# Exercise material start
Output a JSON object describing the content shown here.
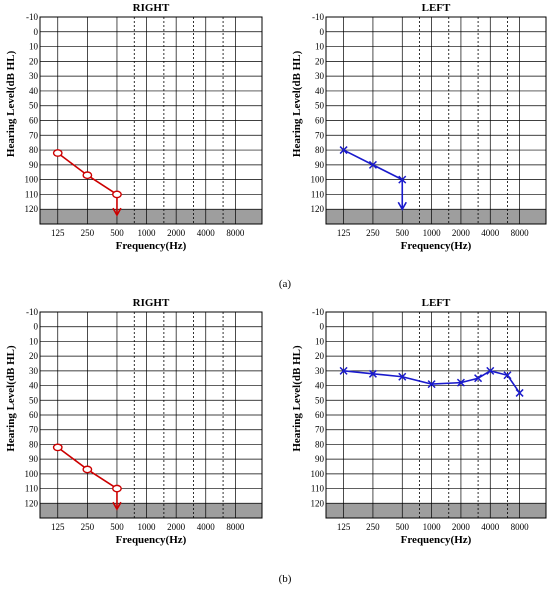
{
  "figure_labels": [
    "(a)",
    "(b)"
  ],
  "chart_data": [
    {
      "type": "line",
      "panel": "a",
      "title": "RIGHT",
      "xlabel": "Frequency(Hz)",
      "ylabel": "Hearing Level(dB HL)",
      "x_ticks": [
        "125",
        "250",
        "500",
        "1000",
        "2000",
        "4000",
        "8000"
      ],
      "y_ticks": [
        "-10",
        "0",
        "10",
        "20",
        "30",
        "40",
        "50",
        "60",
        "70",
        "80",
        "90",
        "100",
        "110",
        "120"
      ],
      "ylim": [
        -10,
        130
      ],
      "y_reversed": true,
      "shaded_band": [
        120,
        130
      ],
      "dotted_gridlines_at_hz": [
        750,
        1500,
        3000,
        6000
      ],
      "series": [
        {
          "color": "#cc0000",
          "marker": "circle",
          "x": [
            125,
            250,
            500
          ],
          "values": [
            82,
            97,
            110
          ],
          "down_arrow_at": {
            "x": 500,
            "from": 110,
            "to": 124
          }
        }
      ]
    },
    {
      "type": "line",
      "panel": "a",
      "title": "LEFT",
      "xlabel": "Frequency(Hz)",
      "ylabel": "Hearing Level(dB HL)",
      "x_ticks": [
        "125",
        "250",
        "500",
        "1000",
        "2000",
        "4000",
        "8000"
      ],
      "y_ticks": [
        "-10",
        "0",
        "10",
        "20",
        "30",
        "40",
        "50",
        "60",
        "70",
        "80",
        "90",
        "100",
        "110",
        "120"
      ],
      "ylim": [
        -10,
        130
      ],
      "y_reversed": true,
      "shaded_band": [
        120,
        130
      ],
      "dotted_gridlines_at_hz": [
        750,
        1500,
        3000,
        6000
      ],
      "series": [
        {
          "color": "#1a1acc",
          "marker": "x",
          "x": [
            125,
            250,
            500
          ],
          "values": [
            80,
            90,
            100
          ],
          "down_arrow_at": {
            "x": 500,
            "from": 100,
            "to": 120
          }
        }
      ]
    },
    {
      "type": "line",
      "panel": "b",
      "title": "RIGHT",
      "xlabel": "Frequency(Hz)",
      "ylabel": "Hearing Level(dB HL)",
      "x_ticks": [
        "125",
        "250",
        "500",
        "1000",
        "2000",
        "4000",
        "8000"
      ],
      "y_ticks": [
        "-10",
        "0",
        "10",
        "20",
        "30",
        "40",
        "50",
        "60",
        "70",
        "80",
        "90",
        "100",
        "110",
        "120"
      ],
      "ylim": [
        -10,
        130
      ],
      "y_reversed": true,
      "shaded_band": [
        120,
        130
      ],
      "dotted_gridlines_at_hz": [
        750,
        1500,
        3000,
        6000
      ],
      "series": [
        {
          "color": "#cc0000",
          "marker": "circle",
          "x": [
            125,
            250,
            500
          ],
          "values": [
            82,
            97,
            110
          ],
          "down_arrow_at": {
            "x": 500,
            "from": 110,
            "to": 124
          }
        }
      ]
    },
    {
      "type": "line",
      "panel": "b",
      "title": "LEFT",
      "xlabel": "Frequency(Hz)",
      "ylabel": "Hearing Level(dB HL)",
      "x_ticks": [
        "125",
        "250",
        "500",
        "1000",
        "2000",
        "4000",
        "8000"
      ],
      "y_ticks": [
        "-10",
        "0",
        "10",
        "20",
        "30",
        "40",
        "50",
        "60",
        "70",
        "80",
        "90",
        "100",
        "110",
        "120"
      ],
      "ylim": [
        -10,
        130
      ],
      "y_reversed": true,
      "shaded_band": [
        120,
        130
      ],
      "dotted_gridlines_at_hz": [
        750,
        1500,
        3000,
        6000
      ],
      "series": [
        {
          "color": "#1a1acc",
          "marker": "x",
          "x": [
            125,
            250,
            500,
            1000,
            2000,
            3000,
            4000,
            6000,
            8000
          ],
          "values": [
            30,
            32,
            34,
            39,
            38,
            35,
            30,
            33,
            45
          ]
        }
      ]
    }
  ]
}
# Exercise material end
*Goal*
All the lines above are to be given again exactly as they read, with the pictures removed.

*Reply*
Output a JSON object describing the content shown here.
{
  "figure_labels": [
    "(a)",
    "(b)"
  ],
  "chart_data": [
    {
      "type": "line",
      "panel": "a",
      "title": "RIGHT",
      "xlabel": "Frequency(Hz)",
      "ylabel": "Hearing Level(dB HL)",
      "x_ticks": [
        "125",
        "250",
        "500",
        "1000",
        "2000",
        "4000",
        "8000"
      ],
      "y_ticks": [
        "-10",
        "0",
        "10",
        "20",
        "30",
        "40",
        "50",
        "60",
        "70",
        "80",
        "90",
        "100",
        "110",
        "120"
      ],
      "ylim": [
        -10,
        130
      ],
      "y_reversed": true,
      "shaded_band": [
        120,
        130
      ],
      "dotted_gridlines_at_hz": [
        750,
        1500,
        3000,
        6000
      ],
      "series": [
        {
          "color": "#cc0000",
          "marker": "circle",
          "x": [
            125,
            250,
            500
          ],
          "values": [
            82,
            97,
            110
          ],
          "down_arrow_at": {
            "x": 500,
            "from": 110,
            "to": 124
          }
        }
      ]
    },
    {
      "type": "line",
      "panel": "a",
      "title": "LEFT",
      "xlabel": "Frequency(Hz)",
      "ylabel": "Hearing Level(dB HL)",
      "x_ticks": [
        "125",
        "250",
        "500",
        "1000",
        "2000",
        "4000",
        "8000"
      ],
      "y_ticks": [
        "-10",
        "0",
        "10",
        "20",
        "30",
        "40",
        "50",
        "60",
        "70",
        "80",
        "90",
        "100",
        "110",
        "120"
      ],
      "ylim": [
        -10,
        130
      ],
      "y_reversed": true,
      "shaded_band": [
        120,
        130
      ],
      "dotted_gridlines_at_hz": [
        750,
        1500,
        3000,
        6000
      ],
      "series": [
        {
          "color": "#1a1acc",
          "marker": "x",
          "x": [
            125,
            250,
            500
          ],
          "values": [
            80,
            90,
            100
          ],
          "down_arrow_at": {
            "x": 500,
            "from": 100,
            "to": 120
          }
        }
      ]
    },
    {
      "type": "line",
      "panel": "b",
      "title": "RIGHT",
      "xlabel": "Frequency(Hz)",
      "ylabel": "Hearing Level(dB HL)",
      "x_ticks": [
        "125",
        "250",
        "500",
        "1000",
        "2000",
        "4000",
        "8000"
      ],
      "y_ticks": [
        "-10",
        "0",
        "10",
        "20",
        "30",
        "40",
        "50",
        "60",
        "70",
        "80",
        "90",
        "100",
        "110",
        "120"
      ],
      "ylim": [
        -10,
        130
      ],
      "y_reversed": true,
      "shaded_band": [
        120,
        130
      ],
      "dotted_gridlines_at_hz": [
        750,
        1500,
        3000,
        6000
      ],
      "series": [
        {
          "color": "#cc0000",
          "marker": "circle",
          "x": [
            125,
            250,
            500
          ],
          "values": [
            82,
            97,
            110
          ],
          "down_arrow_at": {
            "x": 500,
            "from": 110,
            "to": 124
          }
        }
      ]
    },
    {
      "type": "line",
      "panel": "b",
      "title": "LEFT",
      "xlabel": "Frequency(Hz)",
      "ylabel": "Hearing Level(dB HL)",
      "x_ticks": [
        "125",
        "250",
        "500",
        "1000",
        "2000",
        "4000",
        "8000"
      ],
      "y_ticks": [
        "-10",
        "0",
        "10",
        "20",
        "30",
        "40",
        "50",
        "60",
        "70",
        "80",
        "90",
        "100",
        "110",
        "120"
      ],
      "ylim": [
        -10,
        130
      ],
      "y_reversed": true,
      "shaded_band": [
        120,
        130
      ],
      "dotted_gridlines_at_hz": [
        750,
        1500,
        3000,
        6000
      ],
      "series": [
        {
          "color": "#1a1acc",
          "marker": "x",
          "x": [
            125,
            250,
            500,
            1000,
            2000,
            3000,
            4000,
            6000,
            8000
          ],
          "values": [
            30,
            32,
            34,
            39,
            38,
            35,
            30,
            33,
            45
          ]
        }
      ]
    }
  ]
}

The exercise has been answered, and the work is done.